→ SHORT TASK
Please give the entries again in full and exactly, without any picture.

====================

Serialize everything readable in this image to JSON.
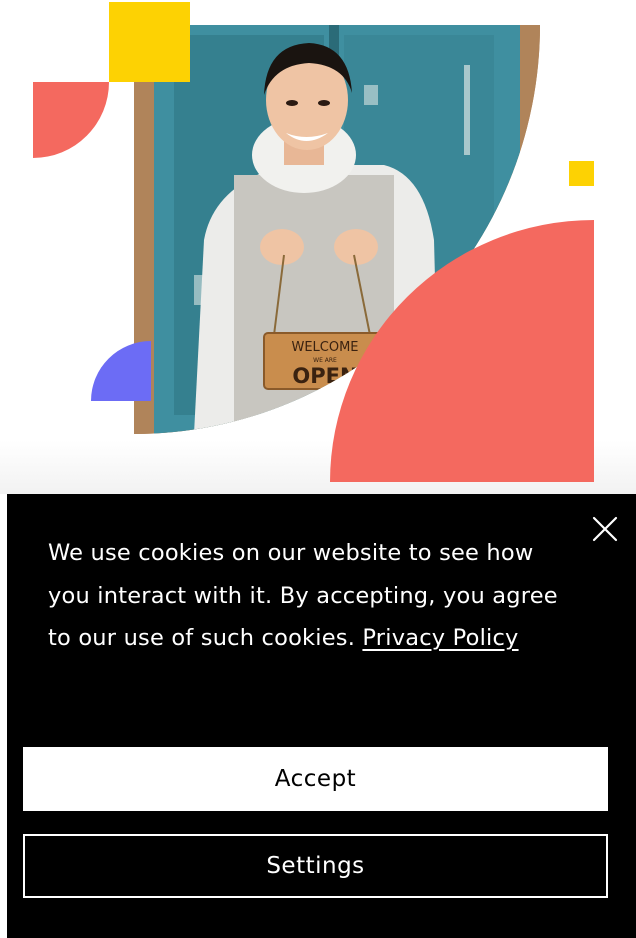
{
  "hero": {
    "photo_icon": "woman-holding-sign-photo",
    "sign_line1": "WELCOME",
    "sign_line2": "WE ARE",
    "sign_line3": "OPEN"
  },
  "colors": {
    "coral": "#f4695f",
    "yellow": "#fdd203",
    "purple": "#6c6cf5",
    "door_teal": "#3f8fa0",
    "banner_bg": "#000000"
  },
  "cookie_banner": {
    "close_icon": "close-icon",
    "message": "We use cookies on our website to see how you interact with it. By accepting, you agree to our use of such cookies.",
    "privacy_link": "Privacy Policy",
    "accept_label": "Accept",
    "settings_label": "Settings"
  }
}
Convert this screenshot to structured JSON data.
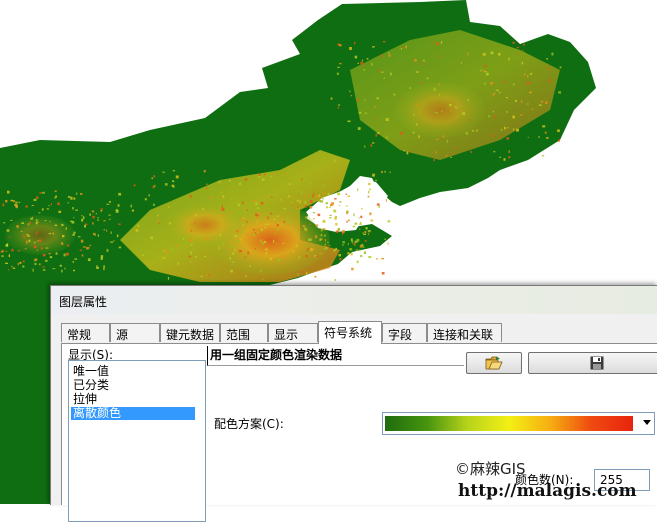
{
  "dialog": {
    "title": "图层属性",
    "tabs": [
      {
        "label": "常规"
      },
      {
        "label": "源"
      },
      {
        "label": "键元数据"
      },
      {
        "label": "范围"
      },
      {
        "label": "显示"
      },
      {
        "label": "符号系统",
        "active": true
      },
      {
        "label": "字段"
      },
      {
        "label": "连接和关联"
      }
    ]
  },
  "symbology": {
    "show_label": "显示(S):",
    "show_items": [
      {
        "label": "唯一值"
      },
      {
        "label": "已分类"
      },
      {
        "label": "拉伸"
      },
      {
        "label": "离散颜色",
        "selected": true
      }
    ],
    "description": "用一组固定颜色渲染数据",
    "color_scheme_label": "配色方案(C):",
    "color_scheme_ramp": [
      "#1f6b0e",
      "#47950f",
      "#b6d21b",
      "#f3f015",
      "#f6ac12",
      "#ef4b10",
      "#e8240e"
    ],
    "color_count_label": "颜色数(N):",
    "color_count_value": "255"
  },
  "toolbar_icons": {
    "open": "open-folder-icon",
    "save": "save-disk-icon"
  },
  "watermark": {
    "line1": "©麻辣GIS",
    "line2": "http://malagis.com"
  },
  "colors": {
    "land_green": "#0f6e12",
    "sea": "#ffffff",
    "selection": "#3399ff"
  }
}
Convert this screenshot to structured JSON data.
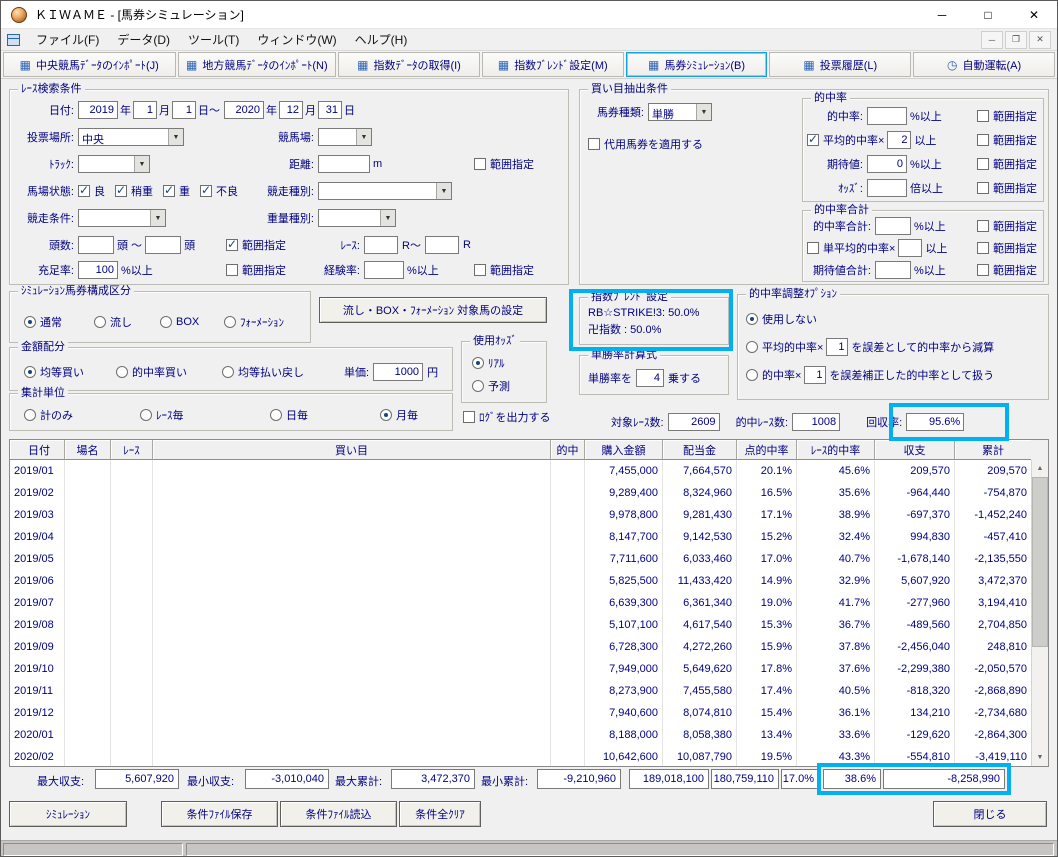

====================

→ RESPONSE
Serialize everything readable in this image to JSON.
{
  "hero": {
    "photo_icon": "woman-holding-sign-photo",
    "sign_line1": "WELCOME",
    "sign_line2": "WE ARE",
    "sign_line3": "OPEN"
  },
  "colors": {
    "coral": "#f4695f",
    "yellow": "#fdd203",
    "purple": "#6c6cf5",
    "door_teal": "#3f8fa0",
    "banner_bg": "#000000"
  },
  "cookie_banner": {
    "close_icon": "close-icon",
    "message": "We use cookies on our website to see how you interact with it. By accepting, you agree to our use of such cookies.",
    "privacy_link": "Privacy Policy",
    "accept_label": "Accept",
    "settings_label": "Settings"
  }
}
Convert this screenshot to structured JSON data.
{
  "dialog": {
    "title": "图层属性",
    "tabs": [
      {
        "label": "常规"
      },
      {
        "label": "源"
      },
      {
        "label": "键元数据"
      },
      {
        "label": "范围"
      },
      {
        "label": "显示"
      },
      {
        "label": "符号系统",
        "active": true
      },
      {
        "label": "字段"
      },
      {
        "label": "连接和关联"
      }
    ]
  },
  "symbology": {
    "show_label": "显示(S):",
    "show_items": [
      {
        "label": "唯一值"
      },
      {
        "label": "已分类"
      },
      {
        "label": "拉伸"
      },
      {
        "label": "离散颜色",
        "selected": true
      }
    ],
    "description": "用一组固定颜色渲染数据",
    "color_scheme_label": "配色方案(C):",
    "color_scheme_ramp": [
      "#1f6b0e",
      "#47950f",
      "#b6d21b",
      "#f3f015",
      "#f6ac12",
      "#ef4b10",
      "#e8240e"
    ],
    "color_count_label": "颜色数(N):",
    "color_count_value": "255"
  },
  "toolbar_icons": {
    "open": "open-folder-icon",
    "save": "save-disk-icon"
  },
  "watermark": {
    "line1": "©麻辣GIS",
    "line2": "http://malagis.com"
  },
  "colors": {
    "land_green": "#0f6e12",
    "sea": "#ffffff",
    "selection": "#3399ff"
  }
}
Convert this screenshot to structured JSON data.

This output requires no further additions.